What the task requires: Retype every line of the records below word for word, leaving the pictures out of your answer.

[START Information shown]

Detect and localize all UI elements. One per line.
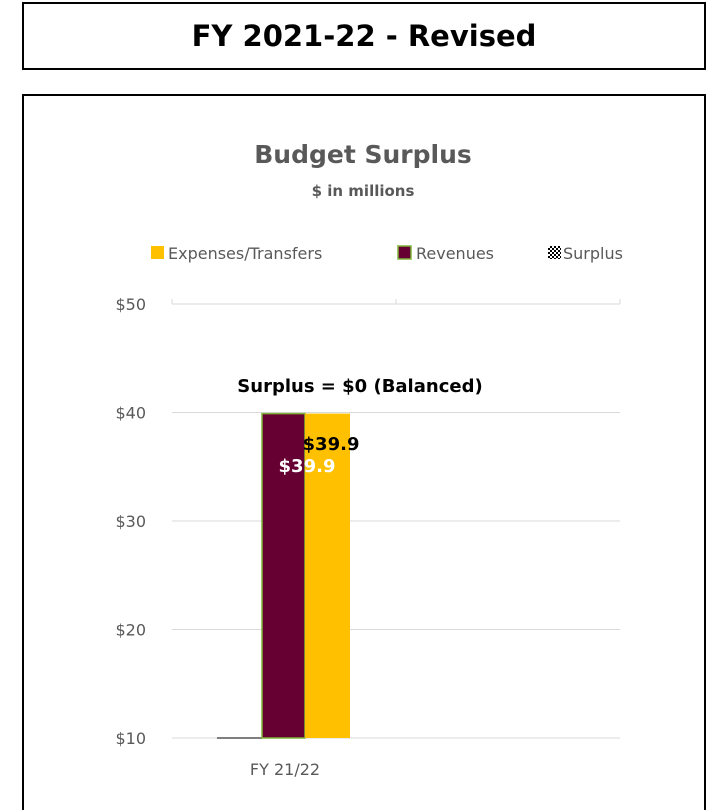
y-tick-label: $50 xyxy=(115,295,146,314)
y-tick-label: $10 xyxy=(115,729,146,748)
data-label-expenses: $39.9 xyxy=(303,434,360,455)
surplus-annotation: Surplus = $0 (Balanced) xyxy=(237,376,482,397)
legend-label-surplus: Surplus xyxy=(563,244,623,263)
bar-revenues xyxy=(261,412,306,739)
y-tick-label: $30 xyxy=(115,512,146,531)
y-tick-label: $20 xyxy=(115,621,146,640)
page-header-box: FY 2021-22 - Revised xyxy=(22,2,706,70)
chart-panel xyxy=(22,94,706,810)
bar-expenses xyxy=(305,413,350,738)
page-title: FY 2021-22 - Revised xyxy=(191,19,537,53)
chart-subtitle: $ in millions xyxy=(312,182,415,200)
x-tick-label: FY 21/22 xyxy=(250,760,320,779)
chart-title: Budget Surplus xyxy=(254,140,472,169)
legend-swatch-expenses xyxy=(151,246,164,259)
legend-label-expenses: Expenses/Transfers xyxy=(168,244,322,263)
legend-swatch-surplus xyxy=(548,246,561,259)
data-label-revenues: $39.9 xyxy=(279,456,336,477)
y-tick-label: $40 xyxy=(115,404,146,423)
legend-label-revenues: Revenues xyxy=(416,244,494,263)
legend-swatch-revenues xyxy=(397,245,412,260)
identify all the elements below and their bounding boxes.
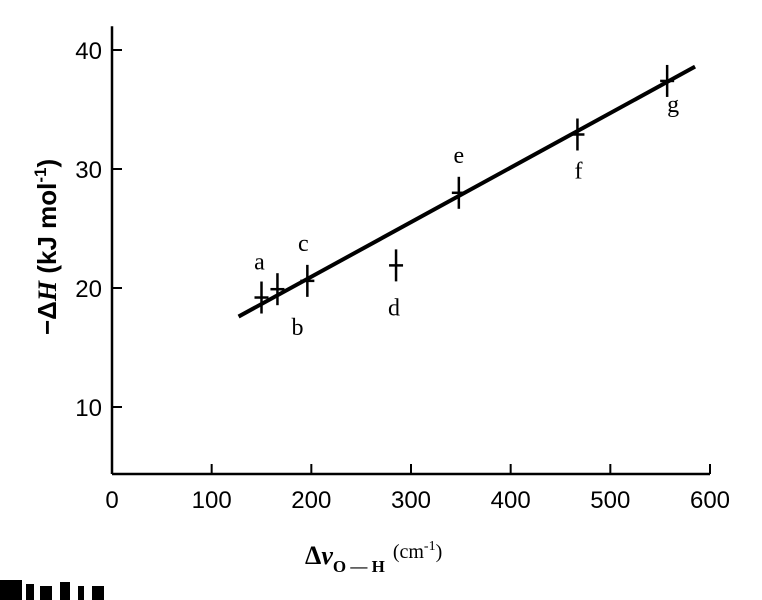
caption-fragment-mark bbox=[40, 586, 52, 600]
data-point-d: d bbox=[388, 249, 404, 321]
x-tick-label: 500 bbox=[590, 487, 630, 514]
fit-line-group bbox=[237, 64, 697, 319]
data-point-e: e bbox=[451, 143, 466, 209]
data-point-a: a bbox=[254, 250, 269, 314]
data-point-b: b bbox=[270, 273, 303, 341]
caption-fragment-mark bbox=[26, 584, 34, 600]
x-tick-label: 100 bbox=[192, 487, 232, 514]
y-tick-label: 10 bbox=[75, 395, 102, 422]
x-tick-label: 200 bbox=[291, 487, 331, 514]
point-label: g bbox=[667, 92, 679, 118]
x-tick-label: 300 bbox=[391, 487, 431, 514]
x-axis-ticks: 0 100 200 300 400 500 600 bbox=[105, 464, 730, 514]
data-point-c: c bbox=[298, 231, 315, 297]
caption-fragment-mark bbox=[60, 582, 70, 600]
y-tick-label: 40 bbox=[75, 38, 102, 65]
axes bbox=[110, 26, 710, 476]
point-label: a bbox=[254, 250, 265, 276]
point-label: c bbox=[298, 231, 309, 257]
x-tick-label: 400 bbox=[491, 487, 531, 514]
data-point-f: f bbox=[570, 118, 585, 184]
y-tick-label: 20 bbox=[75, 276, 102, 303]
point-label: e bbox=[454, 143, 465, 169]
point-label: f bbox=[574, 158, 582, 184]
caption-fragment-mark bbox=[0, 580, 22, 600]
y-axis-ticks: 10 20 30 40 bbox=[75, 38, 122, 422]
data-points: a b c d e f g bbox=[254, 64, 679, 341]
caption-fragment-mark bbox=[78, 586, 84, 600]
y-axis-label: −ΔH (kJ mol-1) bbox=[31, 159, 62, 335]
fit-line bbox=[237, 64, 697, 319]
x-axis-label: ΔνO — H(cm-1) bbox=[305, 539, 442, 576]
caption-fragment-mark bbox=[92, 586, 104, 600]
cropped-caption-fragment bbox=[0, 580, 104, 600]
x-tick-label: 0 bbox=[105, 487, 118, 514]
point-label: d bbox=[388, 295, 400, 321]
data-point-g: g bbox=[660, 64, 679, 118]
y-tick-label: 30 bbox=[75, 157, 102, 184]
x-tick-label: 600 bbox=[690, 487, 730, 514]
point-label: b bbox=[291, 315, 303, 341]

[END Information shown]

Written reply:
Detect and localize all UI elements. One per line.
y-tick-label: $50 xyxy=(115,295,146,314)
y-tick-label: $10 xyxy=(115,729,146,748)
data-label-expenses: $39.9 xyxy=(303,434,360,455)
surplus-annotation: Surplus = $0 (Balanced) xyxy=(237,376,482,397)
legend-label-surplus: Surplus xyxy=(563,244,623,263)
bar-revenues xyxy=(261,412,306,739)
y-tick-label: $30 xyxy=(115,512,146,531)
y-tick-label: $20 xyxy=(115,621,146,640)
page-header-box: FY 2021-22 - Revised xyxy=(22,2,706,70)
chart-panel xyxy=(22,94,706,810)
bar-expenses xyxy=(305,413,350,738)
page-title: FY 2021-22 - Revised xyxy=(191,19,537,53)
chart-subtitle: $ in millions xyxy=(312,182,415,200)
x-tick-label: FY 21/22 xyxy=(250,760,320,779)
chart-title: Budget Surplus xyxy=(254,140,472,169)
legend-swatch-expenses xyxy=(151,246,164,259)
legend-label-expenses: Expenses/Transfers xyxy=(168,244,322,263)
legend-swatch-surplus xyxy=(548,246,561,259)
data-label-revenues: $39.9 xyxy=(279,456,336,477)
y-tick-label: $40 xyxy=(115,404,146,423)
legend-label-revenues: Revenues xyxy=(416,244,494,263)
legend-swatch-revenues xyxy=(397,245,412,260)
identify all the elements below and their bounding boxes.
caption-fragment-mark bbox=[40, 586, 52, 600]
data-point-d: d bbox=[388, 249, 404, 321]
x-tick-label: 500 bbox=[590, 487, 630, 514]
fit-line-group bbox=[237, 64, 697, 319]
data-point-e: e bbox=[451, 143, 466, 209]
data-point-a: a bbox=[254, 250, 269, 314]
data-point-b: b bbox=[270, 273, 303, 341]
caption-fragment-mark bbox=[26, 584, 34, 600]
x-tick-label: 100 bbox=[192, 487, 232, 514]
y-tick-label: 10 bbox=[75, 395, 102, 422]
x-tick-label: 200 bbox=[291, 487, 331, 514]
point-label: g bbox=[667, 92, 679, 118]
x-tick-label: 300 bbox=[391, 487, 431, 514]
x-axis-ticks: 0 100 200 300 400 500 600 bbox=[105, 464, 730, 514]
data-point-c: c bbox=[298, 231, 315, 297]
caption-fragment-mark bbox=[60, 582, 70, 600]
y-tick-label: 40 bbox=[75, 38, 102, 65]
axes bbox=[110, 26, 710, 476]
point-label: a bbox=[254, 250, 265, 276]
point-label: c bbox=[298, 231, 309, 257]
x-tick-label: 400 bbox=[491, 487, 531, 514]
data-point-f: f bbox=[570, 118, 585, 184]
y-tick-label: 20 bbox=[75, 276, 102, 303]
point-label: e bbox=[454, 143, 465, 169]
point-label: f bbox=[574, 158, 582, 184]
caption-fragment-mark bbox=[0, 580, 22, 600]
y-axis-ticks: 10 20 30 40 bbox=[75, 38, 122, 422]
data-points: a b c d e f g bbox=[254, 64, 679, 341]
caption-fragment-mark bbox=[78, 586, 84, 600]
y-axis-label: −ΔH (kJ mol-1) bbox=[31, 159, 62, 335]
fit-line bbox=[237, 64, 697, 319]
x-axis-label: ΔνO — H(cm-1) bbox=[305, 539, 442, 576]
caption-fragment-mark bbox=[92, 586, 104, 600]
cropped-caption-fragment bbox=[0, 580, 104, 600]
x-tick-label: 0 bbox=[105, 487, 118, 514]
point-label: d bbox=[388, 295, 400, 321]
data-point-g: g bbox=[660, 64, 679, 118]
y-tick-label: 30 bbox=[75, 157, 102, 184]
x-tick-label: 600 bbox=[690, 487, 730, 514]
point-label: b bbox=[291, 315, 303, 341]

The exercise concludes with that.